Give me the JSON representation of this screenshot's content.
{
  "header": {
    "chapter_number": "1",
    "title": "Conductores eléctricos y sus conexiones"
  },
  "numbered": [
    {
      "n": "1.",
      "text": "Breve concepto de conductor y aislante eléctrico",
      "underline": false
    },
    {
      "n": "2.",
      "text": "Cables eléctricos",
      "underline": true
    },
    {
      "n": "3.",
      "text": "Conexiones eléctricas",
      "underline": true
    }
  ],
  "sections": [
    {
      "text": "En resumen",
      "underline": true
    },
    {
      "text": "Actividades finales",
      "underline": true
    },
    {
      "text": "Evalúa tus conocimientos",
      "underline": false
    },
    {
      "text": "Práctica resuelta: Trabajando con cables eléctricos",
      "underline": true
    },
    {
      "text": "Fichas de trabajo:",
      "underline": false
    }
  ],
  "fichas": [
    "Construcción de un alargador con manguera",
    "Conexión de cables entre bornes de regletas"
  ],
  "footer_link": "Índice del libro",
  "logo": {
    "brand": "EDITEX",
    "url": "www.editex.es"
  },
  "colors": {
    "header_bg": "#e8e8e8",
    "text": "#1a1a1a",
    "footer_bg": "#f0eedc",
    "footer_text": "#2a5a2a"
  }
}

Given task:
Everything in the listing above should be restated exactly.

Output of the task:
Give me the JSON representation of this screenshot's content.
{
  "header": {
    "chapter_number": "1",
    "title": "Conductores eléctricos y sus conexiones"
  },
  "numbered": [
    {
      "n": "1.",
      "text": "Breve concepto de conductor y aislante eléctrico",
      "underline": false
    },
    {
      "n": "2.",
      "text": "Cables eléctricos",
      "underline": true
    },
    {
      "n": "3.",
      "text": "Conexiones eléctricas",
      "underline": true
    }
  ],
  "sections": [
    {
      "text": "En resumen",
      "underline": true
    },
    {
      "text": "Actividades finales",
      "underline": true
    },
    {
      "text": "Evalúa tus conocimientos",
      "underline": false
    },
    {
      "text": "Práctica resuelta: Trabajando con cables eléctricos",
      "underline": true
    },
    {
      "text": "Fichas de trabajo:",
      "underline": false
    }
  ],
  "fichas": [
    "Construcción de un alargador con manguera",
    "Conexión de cables entre bornes de regletas"
  ],
  "footer_link": "Índice del libro",
  "logo": {
    "brand": "EDITEX",
    "url": "www.editex.es"
  },
  "colors": {
    "header_bg": "#e8e8e8",
    "text": "#1a1a1a",
    "footer_bg": "#f0eedc",
    "footer_text": "#2a5a2a"
  }
}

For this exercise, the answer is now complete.